Copy out every record precisely.

--- START Dataset content ---

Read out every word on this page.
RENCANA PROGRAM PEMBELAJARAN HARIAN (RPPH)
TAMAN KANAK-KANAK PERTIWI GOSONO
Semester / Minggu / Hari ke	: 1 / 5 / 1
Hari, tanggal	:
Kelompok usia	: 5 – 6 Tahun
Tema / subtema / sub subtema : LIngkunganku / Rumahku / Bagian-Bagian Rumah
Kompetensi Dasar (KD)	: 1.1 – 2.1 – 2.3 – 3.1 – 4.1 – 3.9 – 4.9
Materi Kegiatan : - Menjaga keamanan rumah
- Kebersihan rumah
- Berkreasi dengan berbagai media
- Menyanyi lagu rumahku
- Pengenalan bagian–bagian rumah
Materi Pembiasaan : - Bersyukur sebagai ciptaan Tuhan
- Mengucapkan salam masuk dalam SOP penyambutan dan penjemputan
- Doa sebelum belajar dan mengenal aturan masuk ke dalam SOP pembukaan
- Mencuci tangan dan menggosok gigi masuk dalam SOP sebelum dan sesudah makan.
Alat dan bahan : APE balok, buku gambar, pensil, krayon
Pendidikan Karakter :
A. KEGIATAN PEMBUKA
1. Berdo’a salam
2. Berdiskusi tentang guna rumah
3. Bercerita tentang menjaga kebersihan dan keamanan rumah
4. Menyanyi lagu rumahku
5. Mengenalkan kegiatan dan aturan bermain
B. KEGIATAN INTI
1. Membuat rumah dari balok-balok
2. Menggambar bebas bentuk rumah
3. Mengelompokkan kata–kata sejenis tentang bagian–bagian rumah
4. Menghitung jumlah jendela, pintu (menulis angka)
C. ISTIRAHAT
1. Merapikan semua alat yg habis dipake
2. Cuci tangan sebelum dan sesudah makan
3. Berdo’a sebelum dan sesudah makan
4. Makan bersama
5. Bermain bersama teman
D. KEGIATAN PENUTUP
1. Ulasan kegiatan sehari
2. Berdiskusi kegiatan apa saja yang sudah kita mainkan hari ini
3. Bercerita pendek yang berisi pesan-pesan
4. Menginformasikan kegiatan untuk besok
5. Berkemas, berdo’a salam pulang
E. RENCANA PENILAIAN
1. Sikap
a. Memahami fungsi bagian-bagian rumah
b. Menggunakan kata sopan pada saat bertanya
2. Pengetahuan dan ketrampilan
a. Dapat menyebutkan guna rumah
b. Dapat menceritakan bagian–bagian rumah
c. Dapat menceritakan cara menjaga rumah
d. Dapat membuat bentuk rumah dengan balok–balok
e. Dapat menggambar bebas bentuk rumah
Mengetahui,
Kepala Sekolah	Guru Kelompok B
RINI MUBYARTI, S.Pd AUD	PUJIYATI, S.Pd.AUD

--- END Dataset content ---

» Finished answer
Read out every word on this page.
RENCANA PROGRAM PEMBELAJARAN HARIAN (RPPH)
TAMAN KANAK-KANAK PERTIWI GOSONO
Semester / Minggu / Hari ke	: 1 / 5 / 1
Hari, tanggal	:
Kelompok usia	: 5 – 6 Tahun
Tema / subtema / sub subtema : LIngkunganku / Rumahku / Bagian-Bagian Rumah
Kompetensi Dasar (KD)	: 1.1 – 2.1 – 2.3 – 3.1 – 4.1 – 3.9 – 4.9
Materi Kegiatan : - Menjaga keamanan rumah
- Kebersihan rumah
- Berkreasi dengan berbagai media
- Menyanyi lagu rumahku
- Pengenalan bagian–bagian rumah
Materi Pembiasaan : - Bersyukur sebagai ciptaan Tuhan
- Mengucapkan salam masuk dalam SOP penyambutan dan penjemputan
- Doa sebelum belajar dan mengenal aturan masuk ke dalam SOP pembukaan
- Mencuci tangan dan menggosok gigi masuk dalam SOP sebelum dan sesudah makan.
Alat dan bahan : APE balok, buku gambar, pensil, krayon
Pendidikan Karakter :
A. KEGIATAN PEMBUKA
1. Berdo’a salam
2. Berdiskusi tentang guna rumah
3. Bercerita tentang menjaga kebersihan dan keamanan rumah
4. Menyanyi lagu rumahku
5. Mengenalkan kegiatan dan aturan bermain
B. KEGIATAN INTI
1. Membuat rumah dari balok-balok
2. Menggambar bebas bentuk rumah
3. Mengelompokkan kata–kata sejenis tentang bagian–bagian rumah
4. Menghitung jumlah jendela, pintu (menulis angka)
C. ISTIRAHAT
1. Merapikan semua alat yg habis dipake
2. Cuci tangan sebelum dan sesudah makan
3. Berdo’a sebelum dan sesudah makan
4. Makan bersama
5. Bermain bersama teman
D. KEGIATAN PENUTUP
1. Ulasan kegiatan sehari
2. Berdiskusi kegiatan apa saja yang sudah kita mainkan hari ini
3. Bercerita pendek yang berisi pesan-pesan
4. Menginformasikan kegiatan untuk besok
5. Berkemas, berdo’a salam pulang
E. RENCANA PENILAIAN
1. Sikap
a. Memahami fungsi bagian-bagian rumah
b. Menggunakan kata sopan pada saat bertanya
2. Pengetahuan dan ketrampilan
a. Dapat menyebutkan guna rumah
b. Dapat menceritakan bagian–bagian rumah
c. Dapat menceritakan cara menjaga rumah
d. Dapat membuat bentuk rumah dengan balok–balok
e. Dapat menggambar bebas bentuk rumah
Mengetahui,
Kepala Sekolah	Guru Kelompok B
RINI MUBYARTI, S.Pd AUD	PUJIYATI, S.Pd.AUD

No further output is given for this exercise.